__Material provided__:
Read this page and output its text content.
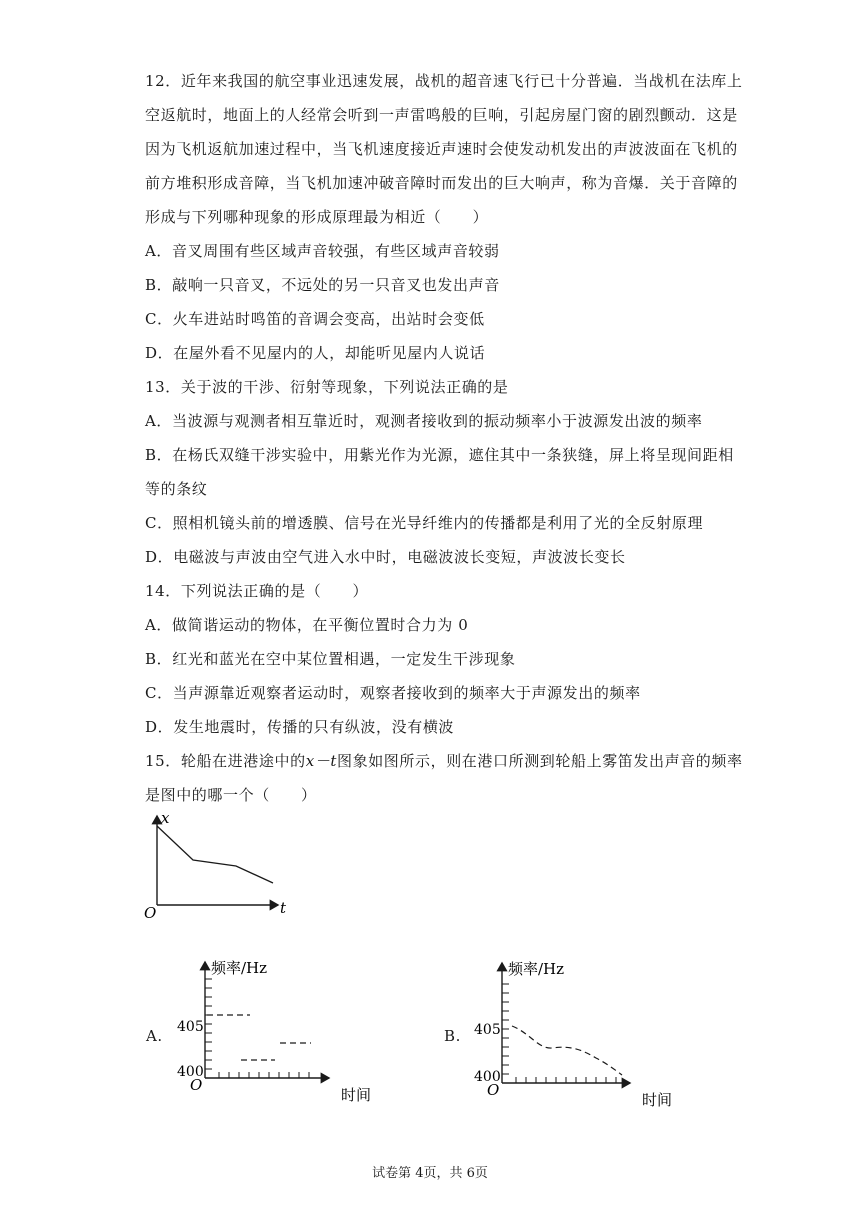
12．近年来我国的航空事业迅速发展，战机的超音速飞行已十分普遍．当战机在法库上
空返航时，地面上的人经常会听到一声雷鸣般的巨响，引起房屋门窗的剧烈颤动．这是
因为飞机返航加速过程中，当飞机速度接近声速时会使发动机发出的声波波面在飞机的
前方堆积形成音障，当飞机加速冲破音障时而发出的巨大响声，称为音爆．关于音障的
形成与下列哪种现象的形成原理最为相近（　　）
A．音叉周围有些区域声音较强，有些区域声音较弱
B．敲响一只音叉，不远处的另一只音叉也发出声音
C．火车进站时鸣笛的音调会变高，出站时会变低
D．在屋外看不见屋内的人，却能听见屋内人说话
13．关于波的干涉、衍射等现象，下列说法正确的是
A．当波源与观测者相互靠近时，观测者接收到的振动频率小于波源发出波的频率
B．在杨氏双缝干涉实验中，用紫光作为光源，遮住其中一条狭缝，屏上将呈现间距相
等的条纹
C．照相机镜头前的增透膜、信号在光导纤维内的传播都是利用了光的全反射原理
D．电磁波与声波由空气进入水中时，电磁波波长变短，声波波长变长
14．下列说法正确的是（　　）
A．做简谐运动的物体，在平衡位置时合力为 0
B．红光和蓝光在空中某位置相遇，一定发生干涉现象
C．当声源靠近观察者运动时，观察者接收到的频率大于声源发出的频率
D．发生地震时，传播的只有纵波，没有横波
15．轮船在进港途中的x－t图象如图所示，则在港口所测到轮船上雾笛发出声音的频率
是图中的哪一个（　　）
x
t
O
A.
频率/Hz
405
400
O
时间
B.
频率/Hz
405
400
O
时间
试卷第 4页，共 6页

__Work to complete__:
Using the data above, print every line exactly, omitting pictures.

__Finished answer__:
Read this page and output its text content.
12．近年来我国的航空事业迅速发展，战机的超音速飞行已十分普遍．当战机在法库上
空返航时，地面上的人经常会听到一声雷鸣般的巨响，引起房屋门窗的剧烈颤动．这是
因为飞机返航加速过程中，当飞机速度接近声速时会使发动机发出的声波波面在飞机的
前方堆积形成音障，当飞机加速冲破音障时而发出的巨大响声，称为音爆．关于音障的
形成与下列哪种现象的形成原理最为相近（　　）
A．音叉周围有些区域声音较强，有些区域声音较弱
B．敲响一只音叉，不远处的另一只音叉也发出声音
C．火车进站时鸣笛的音调会变高，出站时会变低
D．在屋外看不见屋内的人，却能听见屋内人说话
13．关于波的干涉、衍射等现象，下列说法正确的是
A．当波源与观测者相互靠近时，观测者接收到的振动频率小于波源发出波的频率
B．在杨氏双缝干涉实验中，用紫光作为光源，遮住其中一条狭缝，屏上将呈现间距相
等的条纹
C．照相机镜头前的增透膜、信号在光导纤维内的传播都是利用了光的全反射原理
D．电磁波与声波由空气进入水中时，电磁波波长变短，声波波长变长
14．下列说法正确的是（　　）
A．做简谐运动的物体，在平衡位置时合力为 0
B．红光和蓝光在空中某位置相遇，一定发生干涉现象
C．当声源靠近观察者运动时，观察者接收到的频率大于声源发出的频率
D．发生地震时，传播的只有纵波，没有横波
15．轮船在进港途中的x－t图象如图所示，则在港口所测到轮船上雾笛发出声音的频率
是图中的哪一个（　　）
x
t
O
A.
频率/Hz
405
400
O
时间
B.
频率/Hz
405
400
O
时间
试卷第 4页，共 6页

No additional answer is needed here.